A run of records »
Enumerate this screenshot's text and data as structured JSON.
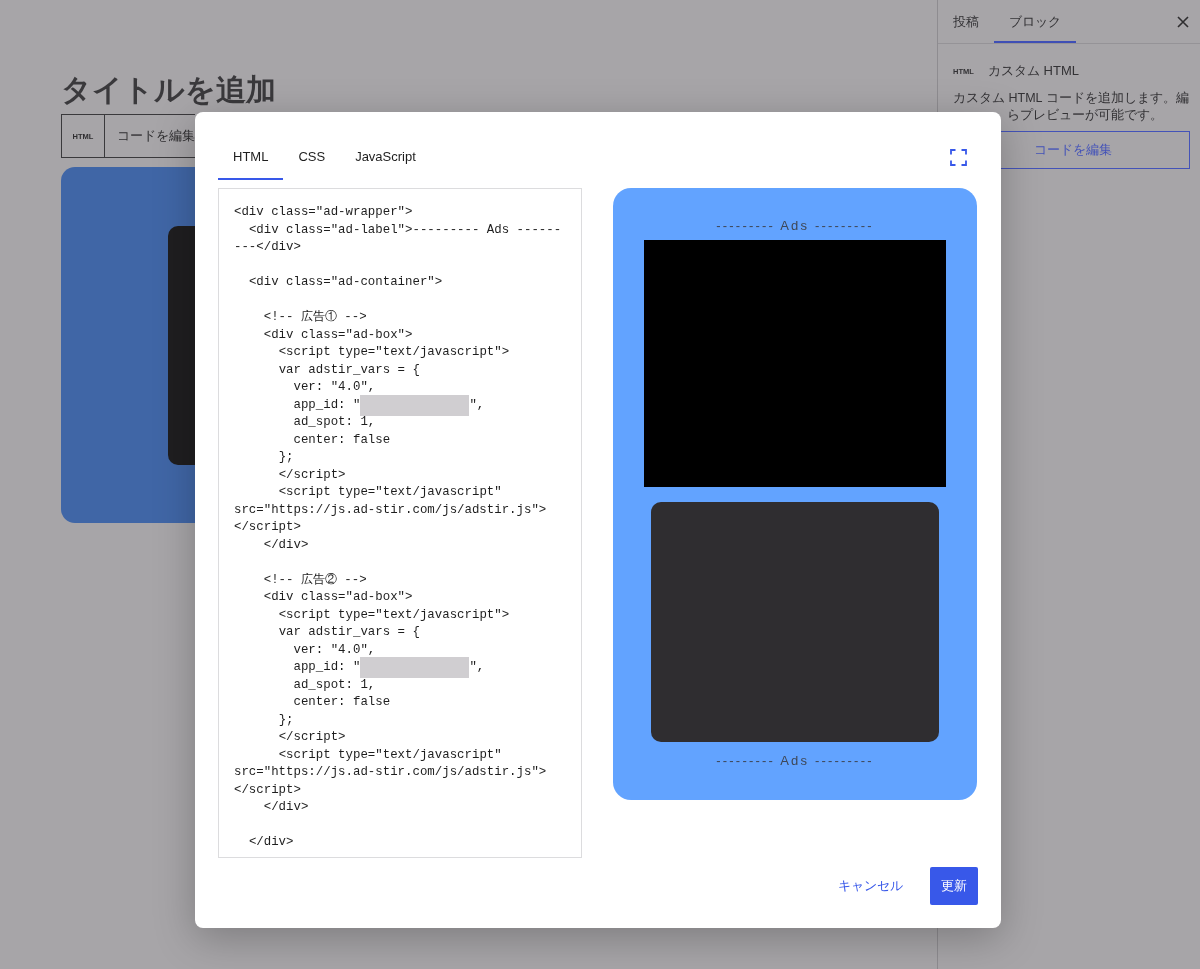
{
  "editor": {
    "title": "タイトルを追加",
    "toolbar": {
      "block_type": "HTML",
      "edit_button": "コードを編集"
    }
  },
  "sidebar": {
    "tabs": [
      {
        "label": "投稿",
        "selected": false
      },
      {
        "label": "ブロック",
        "selected": true
      }
    ],
    "block": {
      "type_icon": "HTML",
      "name": "カスタム HTML",
      "description": "カスタム HTML コードを追加します。編",
      "description_continued": "らプレビューが可能です。",
      "edit_button": "コードを編集"
    }
  },
  "modal": {
    "tabs": [
      {
        "label": "HTML",
        "selected": true
      },
      {
        "label": "CSS",
        "selected": false
      },
      {
        "label": "JavaScript",
        "selected": false
      }
    ],
    "code_blocks": [
      {
        "lines": [
          {
            "kind": "code",
            "text": "<div class=\"ad-wrapper\">"
          },
          {
            "kind": "code",
            "text": "  <div class=\"ad-label\">--------- Ads ------"
          },
          {
            "kind": "code",
            "text": "---</div>"
          }
        ]
      },
      {
        "lines": [
          {
            "kind": "code",
            "text": "  <div class=\"ad-container\">"
          }
        ]
      },
      {
        "lines": [
          {
            "kind": "code",
            "text": "    <!-- 広告① -->"
          },
          {
            "kind": "code",
            "text": "    <div class=\"ad-box\">"
          },
          {
            "kind": "code",
            "text": "      <script type=\"text/javascript\">"
          },
          {
            "kind": "code",
            "text": "      var adstir_vars = {"
          },
          {
            "kind": "code",
            "text": "        ver: \"4.0\","
          },
          {
            "kind": "redacted",
            "text": "        app_id: \"",
            "suffix": "\","
          },
          {
            "kind": "code",
            "text": "        ad_spot: 1,"
          },
          {
            "kind": "code",
            "text": "        center: false"
          },
          {
            "kind": "code",
            "text": "      };"
          },
          {
            "kind": "code",
            "text": "      </script>"
          },
          {
            "kind": "code",
            "text": "      <script type=\"text/javascript\""
          },
          {
            "kind": "code",
            "text": "src=\"https://js.ad-stir.com/js/adstir.js\">"
          },
          {
            "kind": "code",
            "text": "</script>"
          },
          {
            "kind": "code",
            "text": "    </div>"
          }
        ]
      },
      {
        "lines": [
          {
            "kind": "code",
            "text": "    <!-- 広告② -->"
          },
          {
            "kind": "code",
            "text": "    <div class=\"ad-box\">"
          },
          {
            "kind": "code",
            "text": "      <script type=\"text/javascript\">"
          },
          {
            "kind": "code",
            "text": "      var adstir_vars = {"
          },
          {
            "kind": "code",
            "text": "        ver: \"4.0\","
          },
          {
            "kind": "redacted",
            "text": "        app_id: \"",
            "suffix": "\","
          },
          {
            "kind": "code",
            "text": "        ad_spot: 1,"
          },
          {
            "kind": "code",
            "text": "        center: false"
          },
          {
            "kind": "code",
            "text": "      };"
          },
          {
            "kind": "code",
            "text": "      </script>"
          },
          {
            "kind": "code",
            "text": "      <script type=\"text/javascript\""
          },
          {
            "kind": "code",
            "text": "src=\"https://js.ad-stir.com/js/adstir.js\">"
          },
          {
            "kind": "code",
            "text": "</script>"
          },
          {
            "kind": "code",
            "text": "    </div>"
          }
        ]
      },
      {
        "lines": [
          {
            "kind": "code",
            "text": "  </div>"
          }
        ]
      }
    ],
    "preview": {
      "top_label": "--------- Ads ---------",
      "bottom_label": "--------- Ads ---------"
    },
    "buttons": {
      "cancel": "キャンセル",
      "update": "更新"
    }
  }
}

Aim » Go through the material and select each line with the string "HTML" in it.

In response »
      "block_type": "HTML",
      "type_icon": "HTML",
      "name": "カスタム HTML",
      "description": "カスタム HTML コードを追加します。編",
        "label": "HTML",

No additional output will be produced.